══ GIVEN RECORDS
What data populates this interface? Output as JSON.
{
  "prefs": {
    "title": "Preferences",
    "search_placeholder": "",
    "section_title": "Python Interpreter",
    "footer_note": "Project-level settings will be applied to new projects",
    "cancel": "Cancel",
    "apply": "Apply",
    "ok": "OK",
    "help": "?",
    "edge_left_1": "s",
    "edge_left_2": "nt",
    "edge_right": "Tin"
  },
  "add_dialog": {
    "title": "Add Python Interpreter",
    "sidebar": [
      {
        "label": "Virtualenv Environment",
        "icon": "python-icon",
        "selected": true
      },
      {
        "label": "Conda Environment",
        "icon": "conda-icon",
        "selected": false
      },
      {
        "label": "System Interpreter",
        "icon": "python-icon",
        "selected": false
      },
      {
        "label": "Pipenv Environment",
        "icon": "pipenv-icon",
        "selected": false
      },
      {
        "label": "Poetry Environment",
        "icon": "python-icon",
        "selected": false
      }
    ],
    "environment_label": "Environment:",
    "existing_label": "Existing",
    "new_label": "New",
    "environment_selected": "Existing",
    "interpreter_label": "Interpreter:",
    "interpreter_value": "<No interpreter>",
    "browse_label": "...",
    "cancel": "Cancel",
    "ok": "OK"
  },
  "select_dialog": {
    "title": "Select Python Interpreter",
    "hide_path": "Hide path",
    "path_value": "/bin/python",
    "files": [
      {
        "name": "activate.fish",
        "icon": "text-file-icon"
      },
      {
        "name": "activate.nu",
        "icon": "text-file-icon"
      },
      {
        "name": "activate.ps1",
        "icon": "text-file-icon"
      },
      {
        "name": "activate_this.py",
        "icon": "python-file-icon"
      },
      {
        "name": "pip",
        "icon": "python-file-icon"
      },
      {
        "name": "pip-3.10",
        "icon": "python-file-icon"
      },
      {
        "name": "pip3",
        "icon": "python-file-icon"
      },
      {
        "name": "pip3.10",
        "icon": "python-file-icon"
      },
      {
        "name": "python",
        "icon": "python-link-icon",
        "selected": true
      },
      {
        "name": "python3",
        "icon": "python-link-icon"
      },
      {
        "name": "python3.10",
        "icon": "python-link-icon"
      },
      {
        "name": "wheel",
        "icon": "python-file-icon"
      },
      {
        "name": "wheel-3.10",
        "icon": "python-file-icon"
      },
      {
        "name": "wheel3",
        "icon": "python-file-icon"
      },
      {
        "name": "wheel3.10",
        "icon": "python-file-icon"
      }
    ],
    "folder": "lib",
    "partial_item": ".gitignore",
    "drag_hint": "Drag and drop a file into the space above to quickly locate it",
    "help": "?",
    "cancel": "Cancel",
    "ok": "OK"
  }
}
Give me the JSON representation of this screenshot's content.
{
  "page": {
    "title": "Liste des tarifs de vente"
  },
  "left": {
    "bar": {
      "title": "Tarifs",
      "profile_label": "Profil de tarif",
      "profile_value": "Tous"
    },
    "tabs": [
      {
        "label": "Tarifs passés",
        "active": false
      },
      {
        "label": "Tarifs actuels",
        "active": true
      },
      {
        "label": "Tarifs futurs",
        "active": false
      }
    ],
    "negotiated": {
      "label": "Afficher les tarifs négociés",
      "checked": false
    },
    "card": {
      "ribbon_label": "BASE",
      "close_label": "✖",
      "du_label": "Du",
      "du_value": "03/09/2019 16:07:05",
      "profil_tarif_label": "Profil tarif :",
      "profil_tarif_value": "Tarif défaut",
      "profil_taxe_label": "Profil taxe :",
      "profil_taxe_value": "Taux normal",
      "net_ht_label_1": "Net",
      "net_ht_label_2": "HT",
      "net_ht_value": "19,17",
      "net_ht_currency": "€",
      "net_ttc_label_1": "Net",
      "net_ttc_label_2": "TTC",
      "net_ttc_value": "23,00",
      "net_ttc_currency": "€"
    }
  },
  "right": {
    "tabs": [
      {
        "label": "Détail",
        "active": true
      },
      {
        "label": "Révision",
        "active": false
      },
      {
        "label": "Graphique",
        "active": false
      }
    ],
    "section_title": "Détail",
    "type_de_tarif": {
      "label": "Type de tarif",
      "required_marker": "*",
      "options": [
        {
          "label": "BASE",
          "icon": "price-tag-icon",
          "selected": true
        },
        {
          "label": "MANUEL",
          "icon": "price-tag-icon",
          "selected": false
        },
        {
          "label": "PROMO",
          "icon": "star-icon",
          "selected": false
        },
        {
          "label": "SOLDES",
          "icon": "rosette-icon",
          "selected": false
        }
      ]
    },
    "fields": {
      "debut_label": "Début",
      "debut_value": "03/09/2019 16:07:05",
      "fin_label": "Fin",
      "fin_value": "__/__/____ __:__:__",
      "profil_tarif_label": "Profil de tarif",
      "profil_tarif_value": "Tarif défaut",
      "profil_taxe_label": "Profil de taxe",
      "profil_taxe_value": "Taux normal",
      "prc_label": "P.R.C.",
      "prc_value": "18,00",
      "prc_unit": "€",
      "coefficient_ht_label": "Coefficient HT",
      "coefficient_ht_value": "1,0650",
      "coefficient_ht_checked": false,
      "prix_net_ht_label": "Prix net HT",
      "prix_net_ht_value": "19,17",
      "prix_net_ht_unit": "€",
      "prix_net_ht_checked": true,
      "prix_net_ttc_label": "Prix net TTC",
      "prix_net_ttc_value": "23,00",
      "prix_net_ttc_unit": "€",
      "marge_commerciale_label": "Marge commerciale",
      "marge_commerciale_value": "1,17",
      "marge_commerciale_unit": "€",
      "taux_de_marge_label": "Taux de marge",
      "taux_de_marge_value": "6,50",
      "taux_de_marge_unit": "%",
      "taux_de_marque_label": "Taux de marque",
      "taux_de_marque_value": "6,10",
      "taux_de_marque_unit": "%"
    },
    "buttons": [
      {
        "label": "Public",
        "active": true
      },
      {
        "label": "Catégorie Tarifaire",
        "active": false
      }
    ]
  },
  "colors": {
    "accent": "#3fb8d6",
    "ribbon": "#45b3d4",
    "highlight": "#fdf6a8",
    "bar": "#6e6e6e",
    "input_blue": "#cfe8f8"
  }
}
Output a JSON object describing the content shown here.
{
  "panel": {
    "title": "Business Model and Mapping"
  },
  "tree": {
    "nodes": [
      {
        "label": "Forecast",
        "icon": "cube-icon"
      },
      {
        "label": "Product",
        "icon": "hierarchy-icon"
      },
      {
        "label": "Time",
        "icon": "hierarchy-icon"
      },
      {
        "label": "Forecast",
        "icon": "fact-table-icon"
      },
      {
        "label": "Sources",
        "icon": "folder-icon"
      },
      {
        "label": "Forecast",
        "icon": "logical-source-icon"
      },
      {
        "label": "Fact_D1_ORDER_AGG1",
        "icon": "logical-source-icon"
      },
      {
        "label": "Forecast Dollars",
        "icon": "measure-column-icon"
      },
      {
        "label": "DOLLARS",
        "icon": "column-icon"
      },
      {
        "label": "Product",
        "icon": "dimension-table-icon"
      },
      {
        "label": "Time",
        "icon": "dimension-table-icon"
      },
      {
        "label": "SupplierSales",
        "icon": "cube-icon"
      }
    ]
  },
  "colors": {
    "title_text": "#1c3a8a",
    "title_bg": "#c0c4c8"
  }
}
════
Extract the listing in its entirety, matching it exactly.

** FINAL ANSWER **
What data populates this interface? Output as JSON.
{
  "prefs": {
    "title": "Preferences",
    "search_placeholder": "",
    "section_title": "Python Interpreter",
    "footer_note": "Project-level settings will be applied to new projects",
    "cancel": "Cancel",
    "apply": "Apply",
    "ok": "OK",
    "help": "?",
    "edge_left_1": "s",
    "edge_left_2": "nt",
    "edge_right": "Tin"
  },
  "add_dialog": {
    "title": "Add Python Interpreter",
    "sidebar": [
      {
        "label": "Virtualenv Environment",
        "icon": "python-icon",
        "selected": true
      },
      {
        "label": "Conda Environment",
        "icon": "conda-icon",
        "selected": false
      },
      {
        "label": "System Interpreter",
        "icon": "python-icon",
        "selected": false
      },
      {
        "label": "Pipenv Environment",
        "icon": "pipenv-icon",
        "selected": false
      },
      {
        "label": "Poetry Environment",
        "icon": "python-icon",
        "selected": false
      }
    ],
    "environment_label": "Environment:",
    "existing_label": "Existing",
    "new_label": "New",
    "environment_selected": "Existing",
    "interpreter_label": "Interpreter:",
    "interpreter_value": "<No interpreter>",
    "browse_label": "...",
    "cancel": "Cancel",
    "ok": "OK"
  },
  "select_dialog": {
    "title": "Select Python Interpreter",
    "hide_path": "Hide path",
    "path_value": "/bin/python",
    "files": [
      {
        "name": "activate.fish",
        "icon": "text-file-icon"
      },
      {
        "name": "activate.nu",
        "icon": "text-file-icon"
      },
      {
        "name": "activate.ps1",
        "icon": "text-file-icon"
      },
      {
        "name": "activate_this.py",
        "icon": "python-file-icon"
      },
      {
        "name": "pip",
        "icon": "python-file-icon"
      },
      {
        "name": "pip-3.10",
        "icon": "python-file-icon"
      },
      {
        "name": "pip3",
        "icon": "python-file-icon"
      },
      {
        "name": "pip3.10",
        "icon": "python-file-icon"
      },
      {
        "name": "python",
        "icon": "python-link-icon",
        "selected": true
      },
      {
        "name": "python3",
        "icon": "python-link-icon"
      },
      {
        "name": "python3.10",
        "icon": "python-link-icon"
      },
      {
        "name": "wheel",
        "icon": "python-file-icon"
      },
      {
        "name": "wheel-3.10",
        "icon": "python-file-icon"
      },
      {
        "name": "wheel3",
        "icon": "python-file-icon"
      },
      {
        "name": "wheel3.10",
        "icon": "python-file-icon"
      }
    ],
    "folder": "lib",
    "partial_item": ".gitignore",
    "drag_hint": "Drag and drop a file into the space above to quickly locate it",
    "help": "?",
    "cancel": "Cancel",
    "ok": "OK"
  }
}
Give me the JSON representation of this screenshot's content.
{
  "page": {
    "title": "Liste des tarifs de vente"
  },
  "left": {
    "bar": {
      "title": "Tarifs",
      "profile_label": "Profil de tarif",
      "profile_value": "Tous"
    },
    "tabs": [
      {
        "label": "Tarifs passés",
        "active": false
      },
      {
        "label": "Tarifs actuels",
        "active": true
      },
      {
        "label": "Tarifs futurs",
        "active": false
      }
    ],
    "negotiated": {
      "label": "Afficher les tarifs négociés",
      "checked": false
    },
    "card": {
      "ribbon_label": "BASE",
      "close_label": "✖",
      "du_label": "Du",
      "du_value": "03/09/2019 16:07:05",
      "profil_tarif_label": "Profil tarif :",
      "profil_tarif_value": "Tarif défaut",
      "profil_taxe_label": "Profil taxe :",
      "profil_taxe_value": "Taux normal",
      "net_ht_label_1": "Net",
      "net_ht_label_2": "HT",
      "net_ht_value": "19,17",
      "net_ht_currency": "€",
      "net_ttc_label_1": "Net",
      "net_ttc_label_2": "TTC",
      "net_ttc_value": "23,00",
      "net_ttc_currency": "€"
    }
  },
  "right": {
    "tabs": [
      {
        "label": "Détail",
        "active": true
      },
      {
        "label": "Révision",
        "active": false
      },
      {
        "label": "Graphique",
        "active": false
      }
    ],
    "section_title": "Détail",
    "type_de_tarif": {
      "label": "Type de tarif",
      "required_marker": "*",
      "options": [
        {
          "label": "BASE",
          "icon": "price-tag-icon",
          "selected": true
        },
        {
          "label": "MANUEL",
          "icon": "price-tag-icon",
          "selected": false
        },
        {
          "label": "PROMO",
          "icon": "star-icon",
          "selected": false
        },
        {
          "label": "SOLDES",
          "icon": "rosette-icon",
          "selected": false
        }
      ]
    },
    "fields": {
      "debut_label": "Début",
      "debut_value": "03/09/2019 16:07:05",
      "fin_label": "Fin",
      "fin_value": "__/__/____ __:__:__",
      "profil_tarif_label": "Profil de tarif",
      "profil_tarif_value": "Tarif défaut",
      "profil_taxe_label": "Profil de taxe",
      "profil_taxe_value": "Taux normal",
      "prc_label": "P.R.C.",
      "prc_value": "18,00",
      "prc_unit": "€",
      "coefficient_ht_label": "Coefficient HT",
      "coefficient_ht_value": "1,0650",
      "coefficient_ht_checked": false,
      "prix_net_ht_label": "Prix net HT",
      "prix_net_ht_value": "19,17",
      "prix_net_ht_unit": "€",
      "prix_net_ht_checked": true,
      "prix_net_ttc_label": "Prix net TTC",
      "prix_net_ttc_value": "23,00",
      "prix_net_ttc_unit": "€",
      "marge_commerciale_label": "Marge commerciale",
      "marge_commerciale_value": "1,17",
      "marge_commerciale_unit": "€",
      "taux_de_marge_label": "Taux de marge",
      "taux_de_marge_value": "6,50",
      "taux_de_marge_unit": "%",
      "taux_de_marque_label": "Taux de marque",
      "taux_de_marque_value": "6,10",
      "taux_de_marque_unit": "%"
    },
    "buttons": [
      {
        "label": "Public",
        "active": true
      },
      {
        "label": "Catégorie Tarifaire",
        "active": false
      }
    ]
  },
  "colors": {
    "accent": "#3fb8d6",
    "ribbon": "#45b3d4",
    "highlight": "#fdf6a8",
    "bar": "#6e6e6e",
    "input_blue": "#cfe8f8"
  }
}
Output a JSON object describing the content shown here.
{
  "panel": {
    "title": "Business Model and Mapping"
  },
  "tree": {
    "nodes": [
      {
        "label": "Forecast",
        "icon": "cube-icon"
      },
      {
        "label": "Product",
        "icon": "hierarchy-icon"
      },
      {
        "label": "Time",
        "icon": "hierarchy-icon"
      },
      {
        "label": "Forecast",
        "icon": "fact-table-icon"
      },
      {
        "label": "Sources",
        "icon": "folder-icon"
      },
      {
        "label": "Forecast",
        "icon": "logical-source-icon"
      },
      {
        "label": "Fact_D1_ORDER_AGG1",
        "icon": "logical-source-icon"
      },
      {
        "label": "Forecast Dollars",
        "icon": "measure-column-icon"
      },
      {
        "label": "DOLLARS",
        "icon": "column-icon"
      },
      {
        "label": "Product",
        "icon": "dimension-table-icon"
      },
      {
        "label": "Time",
        "icon": "dimension-table-icon"
      },
      {
        "label": "SupplierSales",
        "icon": "cube-icon"
      }
    ]
  },
  "colors": {
    "title_text": "#1c3a8a",
    "title_bg": "#c0c4c8"
  }
}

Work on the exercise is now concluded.